* OBJECTIVE: Look through the material below. Copy each line that contains the string "icon".

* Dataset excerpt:

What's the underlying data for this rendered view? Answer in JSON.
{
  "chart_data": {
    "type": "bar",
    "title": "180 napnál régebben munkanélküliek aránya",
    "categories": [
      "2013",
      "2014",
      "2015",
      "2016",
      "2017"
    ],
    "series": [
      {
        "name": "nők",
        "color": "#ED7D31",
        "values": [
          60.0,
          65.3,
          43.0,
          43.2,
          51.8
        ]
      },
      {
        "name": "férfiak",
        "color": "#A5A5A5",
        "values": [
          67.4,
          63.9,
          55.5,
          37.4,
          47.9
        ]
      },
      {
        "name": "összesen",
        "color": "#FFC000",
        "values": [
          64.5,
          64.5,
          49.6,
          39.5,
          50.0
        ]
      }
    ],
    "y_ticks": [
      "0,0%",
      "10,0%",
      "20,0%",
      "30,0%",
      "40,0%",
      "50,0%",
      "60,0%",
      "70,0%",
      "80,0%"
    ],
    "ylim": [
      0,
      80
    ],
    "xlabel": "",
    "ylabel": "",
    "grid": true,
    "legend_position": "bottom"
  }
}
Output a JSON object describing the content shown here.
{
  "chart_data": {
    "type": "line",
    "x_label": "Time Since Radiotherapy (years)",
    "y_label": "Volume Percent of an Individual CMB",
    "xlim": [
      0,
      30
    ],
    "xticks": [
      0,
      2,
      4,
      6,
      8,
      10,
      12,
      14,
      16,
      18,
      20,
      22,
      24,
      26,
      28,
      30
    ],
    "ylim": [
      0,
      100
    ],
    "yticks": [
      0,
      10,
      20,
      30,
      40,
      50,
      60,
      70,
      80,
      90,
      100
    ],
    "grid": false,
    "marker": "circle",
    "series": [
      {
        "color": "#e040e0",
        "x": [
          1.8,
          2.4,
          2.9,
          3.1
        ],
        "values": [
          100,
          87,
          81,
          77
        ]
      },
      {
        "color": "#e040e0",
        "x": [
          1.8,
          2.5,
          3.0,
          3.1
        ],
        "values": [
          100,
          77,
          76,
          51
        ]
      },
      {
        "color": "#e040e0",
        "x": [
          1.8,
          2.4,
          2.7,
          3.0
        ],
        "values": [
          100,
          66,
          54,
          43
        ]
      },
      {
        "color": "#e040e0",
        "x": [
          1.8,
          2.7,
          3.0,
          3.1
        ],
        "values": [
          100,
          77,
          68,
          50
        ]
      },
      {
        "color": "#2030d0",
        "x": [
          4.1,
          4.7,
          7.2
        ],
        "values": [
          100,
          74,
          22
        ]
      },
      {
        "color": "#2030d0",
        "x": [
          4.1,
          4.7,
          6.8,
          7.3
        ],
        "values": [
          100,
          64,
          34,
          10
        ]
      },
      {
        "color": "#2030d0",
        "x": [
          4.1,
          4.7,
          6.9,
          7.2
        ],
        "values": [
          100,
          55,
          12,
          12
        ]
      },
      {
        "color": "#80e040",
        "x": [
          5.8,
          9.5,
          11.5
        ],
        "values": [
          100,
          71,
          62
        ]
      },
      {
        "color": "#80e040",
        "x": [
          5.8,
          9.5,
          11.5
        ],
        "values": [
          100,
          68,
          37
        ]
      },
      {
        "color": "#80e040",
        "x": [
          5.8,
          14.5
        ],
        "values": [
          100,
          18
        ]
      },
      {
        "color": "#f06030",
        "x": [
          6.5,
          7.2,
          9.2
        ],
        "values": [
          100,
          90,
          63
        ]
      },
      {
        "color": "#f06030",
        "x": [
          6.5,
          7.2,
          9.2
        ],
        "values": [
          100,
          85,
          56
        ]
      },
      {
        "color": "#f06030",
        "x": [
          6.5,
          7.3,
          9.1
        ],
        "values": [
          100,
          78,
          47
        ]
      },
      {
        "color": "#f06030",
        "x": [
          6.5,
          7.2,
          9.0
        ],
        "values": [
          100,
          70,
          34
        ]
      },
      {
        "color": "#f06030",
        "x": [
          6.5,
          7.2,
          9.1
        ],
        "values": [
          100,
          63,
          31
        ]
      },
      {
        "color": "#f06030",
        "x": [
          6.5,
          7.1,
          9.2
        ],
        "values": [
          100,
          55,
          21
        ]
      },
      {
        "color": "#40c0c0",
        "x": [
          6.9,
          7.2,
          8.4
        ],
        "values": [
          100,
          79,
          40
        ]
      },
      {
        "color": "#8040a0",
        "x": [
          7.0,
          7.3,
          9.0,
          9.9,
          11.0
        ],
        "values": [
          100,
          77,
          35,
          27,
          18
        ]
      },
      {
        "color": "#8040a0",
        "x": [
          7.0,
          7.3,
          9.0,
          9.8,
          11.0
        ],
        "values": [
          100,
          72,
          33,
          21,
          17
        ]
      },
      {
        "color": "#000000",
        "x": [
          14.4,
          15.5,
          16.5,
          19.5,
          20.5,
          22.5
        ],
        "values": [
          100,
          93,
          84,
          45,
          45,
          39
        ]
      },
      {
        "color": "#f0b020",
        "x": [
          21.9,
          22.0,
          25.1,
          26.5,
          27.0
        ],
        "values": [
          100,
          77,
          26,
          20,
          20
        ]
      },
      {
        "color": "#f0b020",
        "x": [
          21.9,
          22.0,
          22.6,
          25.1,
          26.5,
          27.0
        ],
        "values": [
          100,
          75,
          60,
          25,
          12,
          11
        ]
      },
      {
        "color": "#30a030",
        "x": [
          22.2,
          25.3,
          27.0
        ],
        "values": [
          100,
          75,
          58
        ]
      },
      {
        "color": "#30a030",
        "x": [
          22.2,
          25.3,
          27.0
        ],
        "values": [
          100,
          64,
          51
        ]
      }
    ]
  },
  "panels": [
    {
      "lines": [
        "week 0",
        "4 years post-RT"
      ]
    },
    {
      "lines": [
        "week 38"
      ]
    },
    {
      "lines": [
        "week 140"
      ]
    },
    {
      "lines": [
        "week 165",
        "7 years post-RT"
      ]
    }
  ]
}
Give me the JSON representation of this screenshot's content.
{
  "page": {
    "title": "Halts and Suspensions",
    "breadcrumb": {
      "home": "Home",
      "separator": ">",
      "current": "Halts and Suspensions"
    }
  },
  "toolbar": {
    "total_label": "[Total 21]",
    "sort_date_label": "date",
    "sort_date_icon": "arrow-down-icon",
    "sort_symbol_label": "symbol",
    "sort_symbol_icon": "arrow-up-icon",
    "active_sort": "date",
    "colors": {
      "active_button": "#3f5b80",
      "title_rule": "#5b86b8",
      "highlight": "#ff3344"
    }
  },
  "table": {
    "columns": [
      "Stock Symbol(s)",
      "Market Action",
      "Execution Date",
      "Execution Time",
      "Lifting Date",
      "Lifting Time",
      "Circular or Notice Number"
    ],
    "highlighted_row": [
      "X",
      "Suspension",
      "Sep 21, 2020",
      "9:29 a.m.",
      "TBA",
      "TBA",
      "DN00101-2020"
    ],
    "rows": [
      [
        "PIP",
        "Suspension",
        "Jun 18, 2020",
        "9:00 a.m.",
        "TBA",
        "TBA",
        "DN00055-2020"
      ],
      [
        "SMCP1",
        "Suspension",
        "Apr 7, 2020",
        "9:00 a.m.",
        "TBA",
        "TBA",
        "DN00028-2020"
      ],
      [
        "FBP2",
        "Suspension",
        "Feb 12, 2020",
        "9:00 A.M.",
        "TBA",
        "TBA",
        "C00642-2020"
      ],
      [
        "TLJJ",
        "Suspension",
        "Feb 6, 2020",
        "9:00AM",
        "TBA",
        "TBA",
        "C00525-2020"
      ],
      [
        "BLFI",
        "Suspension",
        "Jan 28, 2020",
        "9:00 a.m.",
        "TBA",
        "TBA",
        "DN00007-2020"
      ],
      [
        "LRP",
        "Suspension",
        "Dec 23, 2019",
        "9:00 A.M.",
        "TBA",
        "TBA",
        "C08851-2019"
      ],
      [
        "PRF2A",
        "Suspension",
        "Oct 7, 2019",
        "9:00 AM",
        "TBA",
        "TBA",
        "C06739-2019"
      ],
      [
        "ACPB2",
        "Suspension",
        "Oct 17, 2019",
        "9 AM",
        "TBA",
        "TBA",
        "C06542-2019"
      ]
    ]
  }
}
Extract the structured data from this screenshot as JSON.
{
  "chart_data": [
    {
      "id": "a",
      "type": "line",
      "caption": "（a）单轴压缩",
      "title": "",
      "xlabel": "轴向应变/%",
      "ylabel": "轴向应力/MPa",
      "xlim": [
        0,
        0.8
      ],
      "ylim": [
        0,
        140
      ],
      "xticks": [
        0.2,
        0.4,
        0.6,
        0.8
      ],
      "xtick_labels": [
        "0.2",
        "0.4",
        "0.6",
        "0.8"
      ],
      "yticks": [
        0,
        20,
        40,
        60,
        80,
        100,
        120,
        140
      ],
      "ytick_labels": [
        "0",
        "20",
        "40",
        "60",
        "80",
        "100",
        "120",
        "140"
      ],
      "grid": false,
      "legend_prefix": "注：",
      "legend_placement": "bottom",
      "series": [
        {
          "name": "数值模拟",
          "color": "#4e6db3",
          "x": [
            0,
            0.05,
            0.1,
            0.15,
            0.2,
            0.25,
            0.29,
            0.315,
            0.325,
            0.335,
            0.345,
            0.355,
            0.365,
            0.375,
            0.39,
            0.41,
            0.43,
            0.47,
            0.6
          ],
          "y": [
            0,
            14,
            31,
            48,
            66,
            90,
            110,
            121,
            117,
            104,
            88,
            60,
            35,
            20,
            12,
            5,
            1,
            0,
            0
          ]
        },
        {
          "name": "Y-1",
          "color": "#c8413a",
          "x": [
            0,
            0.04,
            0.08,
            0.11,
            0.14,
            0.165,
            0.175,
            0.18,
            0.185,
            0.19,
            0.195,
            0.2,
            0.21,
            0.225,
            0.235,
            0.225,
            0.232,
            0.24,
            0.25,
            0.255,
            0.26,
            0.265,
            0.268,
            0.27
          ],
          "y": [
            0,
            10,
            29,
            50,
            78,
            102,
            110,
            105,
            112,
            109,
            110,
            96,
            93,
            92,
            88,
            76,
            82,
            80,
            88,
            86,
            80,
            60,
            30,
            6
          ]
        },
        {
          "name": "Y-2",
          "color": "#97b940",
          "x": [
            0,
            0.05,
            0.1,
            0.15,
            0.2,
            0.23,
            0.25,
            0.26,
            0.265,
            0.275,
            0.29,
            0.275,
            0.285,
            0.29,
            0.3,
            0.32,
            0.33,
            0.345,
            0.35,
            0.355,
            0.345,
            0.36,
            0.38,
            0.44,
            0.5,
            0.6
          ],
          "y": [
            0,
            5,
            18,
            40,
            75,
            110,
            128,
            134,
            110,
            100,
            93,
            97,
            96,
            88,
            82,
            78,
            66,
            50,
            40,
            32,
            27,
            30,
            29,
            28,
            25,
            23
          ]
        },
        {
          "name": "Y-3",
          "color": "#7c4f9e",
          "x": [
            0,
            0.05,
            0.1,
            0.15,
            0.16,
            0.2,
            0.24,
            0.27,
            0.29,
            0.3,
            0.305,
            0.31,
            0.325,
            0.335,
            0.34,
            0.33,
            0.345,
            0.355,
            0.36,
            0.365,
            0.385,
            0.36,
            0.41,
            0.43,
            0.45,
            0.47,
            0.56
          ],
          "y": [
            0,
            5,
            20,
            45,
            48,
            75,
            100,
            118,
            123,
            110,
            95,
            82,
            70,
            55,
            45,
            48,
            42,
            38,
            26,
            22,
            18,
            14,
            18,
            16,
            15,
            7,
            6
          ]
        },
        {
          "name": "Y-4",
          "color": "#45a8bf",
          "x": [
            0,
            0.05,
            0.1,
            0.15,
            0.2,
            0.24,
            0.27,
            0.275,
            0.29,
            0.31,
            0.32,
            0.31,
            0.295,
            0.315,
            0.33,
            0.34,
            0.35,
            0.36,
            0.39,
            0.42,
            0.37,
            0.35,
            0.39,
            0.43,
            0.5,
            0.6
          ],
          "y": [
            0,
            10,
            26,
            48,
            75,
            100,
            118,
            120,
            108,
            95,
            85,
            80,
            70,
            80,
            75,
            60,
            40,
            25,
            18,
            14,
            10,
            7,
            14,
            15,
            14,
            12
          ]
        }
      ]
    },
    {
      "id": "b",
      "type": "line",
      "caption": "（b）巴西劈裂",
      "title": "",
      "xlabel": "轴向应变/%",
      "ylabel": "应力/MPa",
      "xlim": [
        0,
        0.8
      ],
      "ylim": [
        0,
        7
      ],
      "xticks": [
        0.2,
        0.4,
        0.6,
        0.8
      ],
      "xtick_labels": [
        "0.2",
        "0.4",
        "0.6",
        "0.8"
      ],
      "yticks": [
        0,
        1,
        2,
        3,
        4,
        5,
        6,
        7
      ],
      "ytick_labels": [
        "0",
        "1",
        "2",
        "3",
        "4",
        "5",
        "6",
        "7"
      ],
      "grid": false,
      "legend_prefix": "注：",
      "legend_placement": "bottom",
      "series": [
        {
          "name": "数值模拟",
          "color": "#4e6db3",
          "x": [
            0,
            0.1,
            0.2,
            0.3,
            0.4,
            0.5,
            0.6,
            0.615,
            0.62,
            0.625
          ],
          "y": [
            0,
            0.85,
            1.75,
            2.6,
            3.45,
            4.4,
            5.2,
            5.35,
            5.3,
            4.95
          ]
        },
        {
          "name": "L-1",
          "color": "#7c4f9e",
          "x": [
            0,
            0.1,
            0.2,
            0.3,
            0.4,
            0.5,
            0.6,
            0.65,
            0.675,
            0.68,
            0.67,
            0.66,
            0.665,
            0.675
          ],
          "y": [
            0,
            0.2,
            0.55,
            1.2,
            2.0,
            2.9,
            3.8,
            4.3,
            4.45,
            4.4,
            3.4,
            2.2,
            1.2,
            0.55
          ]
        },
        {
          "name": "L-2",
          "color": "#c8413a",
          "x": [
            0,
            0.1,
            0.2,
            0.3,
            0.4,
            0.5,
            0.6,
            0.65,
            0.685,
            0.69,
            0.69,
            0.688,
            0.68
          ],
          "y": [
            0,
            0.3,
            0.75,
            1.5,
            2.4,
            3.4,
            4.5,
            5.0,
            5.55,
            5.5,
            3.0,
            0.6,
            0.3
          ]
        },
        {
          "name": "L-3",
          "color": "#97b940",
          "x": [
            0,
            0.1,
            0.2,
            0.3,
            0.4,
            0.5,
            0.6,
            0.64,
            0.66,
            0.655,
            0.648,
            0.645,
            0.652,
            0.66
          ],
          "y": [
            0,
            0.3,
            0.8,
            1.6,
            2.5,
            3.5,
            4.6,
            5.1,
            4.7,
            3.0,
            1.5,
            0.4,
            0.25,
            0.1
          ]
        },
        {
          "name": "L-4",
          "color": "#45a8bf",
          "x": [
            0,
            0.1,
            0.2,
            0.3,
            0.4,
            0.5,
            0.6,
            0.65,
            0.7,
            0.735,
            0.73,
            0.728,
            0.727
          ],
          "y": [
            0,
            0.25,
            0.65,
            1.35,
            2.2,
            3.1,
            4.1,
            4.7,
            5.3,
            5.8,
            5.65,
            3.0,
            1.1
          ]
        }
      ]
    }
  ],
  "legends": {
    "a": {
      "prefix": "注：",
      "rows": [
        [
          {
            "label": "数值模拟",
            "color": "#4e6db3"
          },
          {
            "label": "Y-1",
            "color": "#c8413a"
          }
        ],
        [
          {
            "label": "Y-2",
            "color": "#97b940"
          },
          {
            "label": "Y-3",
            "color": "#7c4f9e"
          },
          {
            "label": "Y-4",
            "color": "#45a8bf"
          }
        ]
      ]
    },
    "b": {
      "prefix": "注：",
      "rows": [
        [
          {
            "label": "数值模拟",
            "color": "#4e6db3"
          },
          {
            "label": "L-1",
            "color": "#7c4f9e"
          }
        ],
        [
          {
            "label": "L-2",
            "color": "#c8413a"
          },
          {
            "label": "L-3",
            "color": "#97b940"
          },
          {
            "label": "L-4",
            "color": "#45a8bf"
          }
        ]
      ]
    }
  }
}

* ANSWER TO THIS TASK:
    "sort_date_icon": "arrow-down-icon",
    "sort_symbol_icon": "arrow-up-icon",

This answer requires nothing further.